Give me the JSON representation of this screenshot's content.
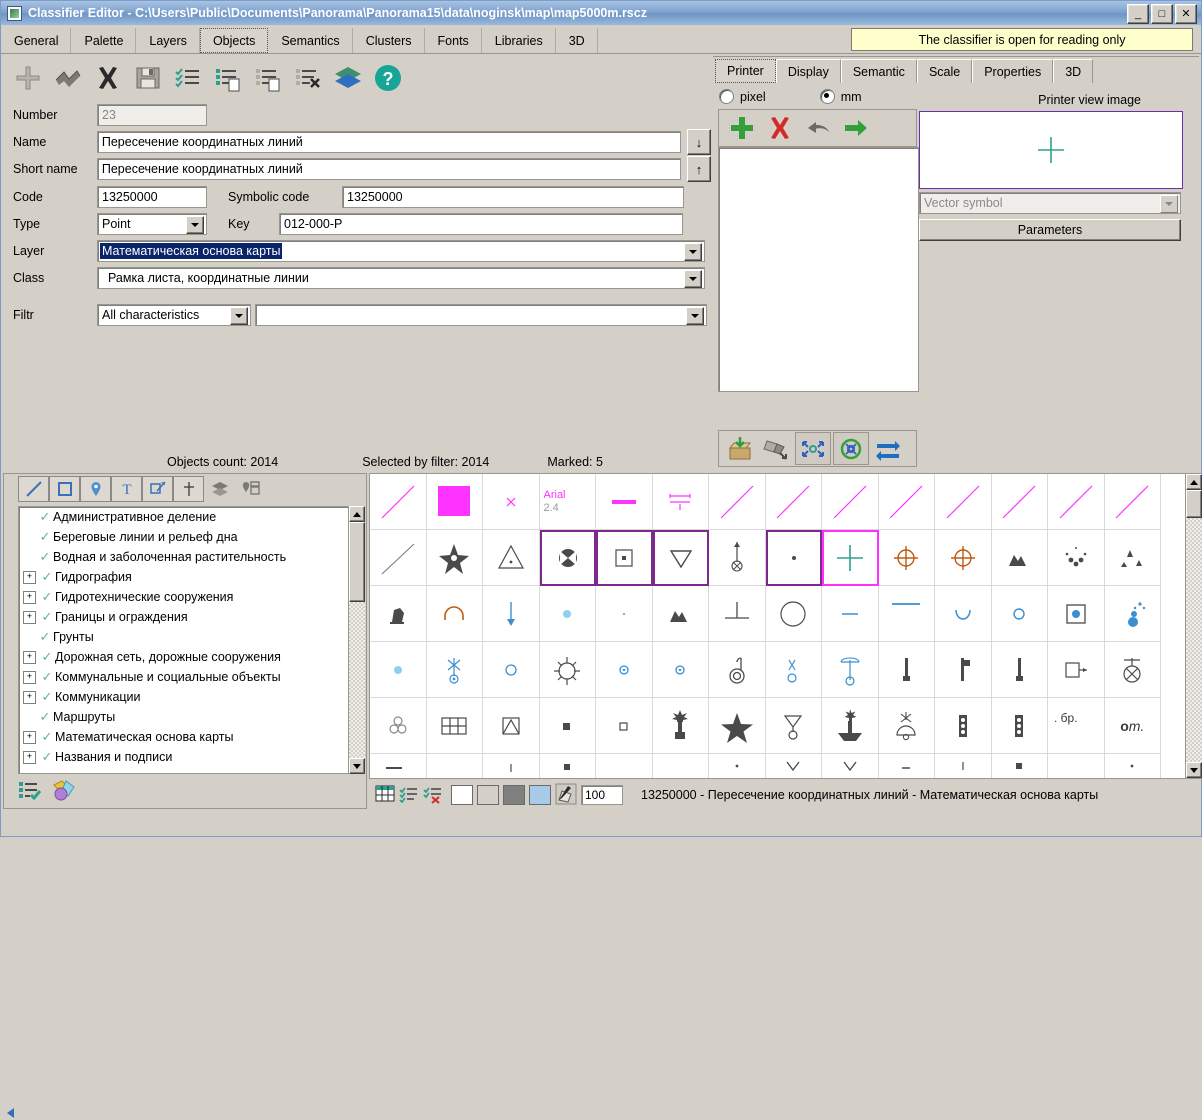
{
  "window": {
    "title": "Classifier Editor - C:\\Users\\Public\\Documents\\Panorama\\Panorama15\\data\\noginsk\\map\\map5000m.rscz",
    "minimize": "_",
    "maximize": "□",
    "close": "✕"
  },
  "menu": {
    "tabs": [
      {
        "label": "General",
        "selected": false
      },
      {
        "label": "Palette",
        "selected": false
      },
      {
        "label": "Layers",
        "selected": false
      },
      {
        "label": "Objects",
        "selected": true
      },
      {
        "label": "Semantics",
        "selected": false
      },
      {
        "label": "Clusters",
        "selected": false
      },
      {
        "label": "Fonts",
        "selected": false
      },
      {
        "label": "Libraries",
        "selected": false
      },
      {
        "label": "3D",
        "selected": false
      }
    ],
    "notice": "The classifier is open for reading only"
  },
  "toolbar": {
    "items": [
      {
        "name": "add-object-icon",
        "title": "Add"
      },
      {
        "name": "copy-object-icon",
        "title": "Copy"
      },
      {
        "name": "delete-object-icon",
        "title": "Delete"
      },
      {
        "name": "save-icon",
        "title": "Save"
      },
      {
        "name": "checklist-icon",
        "title": "Select all"
      },
      {
        "name": "copy-list-icon",
        "title": "Copy list"
      },
      {
        "name": "paste-list-icon",
        "title": "Paste list"
      },
      {
        "name": "clear-list-icon",
        "title": "Clear list"
      },
      {
        "name": "layers-icon",
        "title": "Layers"
      },
      {
        "name": "help-icon",
        "title": "Help"
      }
    ]
  },
  "form": {
    "number": {
      "label": "Number",
      "value": "23"
    },
    "name": {
      "label": "Name",
      "value": "Пересечение координатных линий"
    },
    "short_name": {
      "label": "Short name",
      "value": "Пересечение координатных линий"
    },
    "code": {
      "label": "Code",
      "value": "13250000"
    },
    "symbolic_code": {
      "label": "Symbolic code",
      "value": "13250000"
    },
    "type": {
      "label": "Type",
      "value": "Point"
    },
    "key": {
      "label": "Key",
      "value": "012-000-P"
    },
    "layer": {
      "label": "Layer",
      "value": "Математическая основа карты"
    },
    "class": {
      "label": "Class",
      "value": "Рамка листа, координатные линии"
    },
    "filtr": {
      "label": "Filtr",
      "value": "All characteristics",
      "value2": ""
    },
    "move_down_button": "↓",
    "move_up_button": "↑"
  },
  "counts": {
    "objects_count": "Objects count: 2014",
    "selected_by_filter": "Selected by filter: 2014",
    "marked": "Marked: 5"
  },
  "right_panel": {
    "tabs": [
      {
        "label": "Printer",
        "selected": true
      },
      {
        "label": "Display",
        "selected": false
      },
      {
        "label": "Semantic",
        "selected": false
      },
      {
        "label": "Scale",
        "selected": false
      },
      {
        "label": "Properties",
        "selected": false
      },
      {
        "label": "3D",
        "selected": false
      }
    ],
    "units": [
      {
        "label": "pixel",
        "checked": false
      },
      {
        "label": "mm",
        "checked": true
      }
    ],
    "preview_title": "Printer view image",
    "vector_symbol_placeholder": "Vector symbol",
    "parameters_button": "Parameters",
    "sym_tools": [
      {
        "name": "add-symbol-icon"
      },
      {
        "name": "delete-symbol-icon"
      },
      {
        "name": "undo-icon"
      },
      {
        "name": "apply-icon"
      }
    ],
    "bottom_tools": [
      {
        "name": "import-box-icon",
        "active": false
      },
      {
        "name": "export-box-icon",
        "active": false
      },
      {
        "name": "fit-expand-icon",
        "active": true
      },
      {
        "name": "fit-shrink-icon",
        "active": true
      },
      {
        "name": "swap-arrows-icon",
        "active": false
      }
    ]
  },
  "tree": {
    "tools": [
      {
        "name": "line-type-icon",
        "selected": true
      },
      {
        "name": "square-type-icon",
        "selected": true
      },
      {
        "name": "point-type-icon",
        "selected": true
      },
      {
        "name": "text-type-icon",
        "selected": true
      },
      {
        "name": "vector-type-icon",
        "selected": true
      },
      {
        "name": "template-type-icon",
        "selected": true
      },
      {
        "name": "layers-stack-icon",
        "selected": false
      },
      {
        "name": "object-group-icon",
        "selected": false
      }
    ],
    "items": [
      {
        "label": "Административное деление",
        "expandable": false
      },
      {
        "label": "Береговые линии и рельеф дна",
        "expandable": false
      },
      {
        "label": "Водная и заболоченная растительность",
        "expandable": false
      },
      {
        "label": "Гидрография",
        "expandable": true
      },
      {
        "label": "Гидротехнические сооружения",
        "expandable": true
      },
      {
        "label": "Границы и ограждения",
        "expandable": true
      },
      {
        "label": "Грунты",
        "expandable": false
      },
      {
        "label": "Дорожная сеть, дорожные сооружения",
        "expandable": true
      },
      {
        "label": "Коммунальные и социальные объекты",
        "expandable": true
      },
      {
        "label": "Коммуникации",
        "expandable": true
      },
      {
        "label": "Маршруты",
        "expandable": false
      },
      {
        "label": "Математическая основа карты",
        "expandable": true
      },
      {
        "label": "Названия и подписи",
        "expandable": true
      }
    ],
    "bottom_tools": [
      {
        "name": "check-list-icon"
      },
      {
        "name": "palette-icon"
      }
    ]
  },
  "symbol_grid": {
    "font_sample": {
      "family": "Arial",
      "size": "2.4"
    },
    "selected_cells": [
      [
        1,
        3
      ],
      [
        1,
        4
      ],
      [
        1,
        5
      ],
      [
        1,
        7
      ],
      [
        1,
        8
      ]
    ],
    "active_cell": [
      1,
      8
    ]
  },
  "status_bar": {
    "zoom": "100",
    "text": "13250000 - Пересечение координатных линий - Математическая основа карты",
    "swatches": [
      "#ffffff",
      "#d4d0c8",
      "#808080",
      "#a8cbe8"
    ],
    "icons": [
      {
        "name": "table-grid-icon"
      },
      {
        "name": "check-list-icon"
      },
      {
        "name": "clear-list-icon"
      },
      {
        "name": "pen-icon"
      }
    ]
  },
  "colors": {
    "face": "#d4d0c8",
    "magenta": "#ff33ff",
    "teal": "#2f9e8f",
    "select_purple": "#7b2a8c",
    "highlight_blue": "#0a246a",
    "notice_yellow": "#ffffcc"
  }
}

● ● ●

▸ What is being asked
Pick each line holding the word "Математическая" out of the data and copy it.

▸ Response to the task
      "value": "Математическая основа карты"
        "label": "Математическая основа карты",
    "text": "13250000 - Пересечение координатных линий - Математическая основа карты",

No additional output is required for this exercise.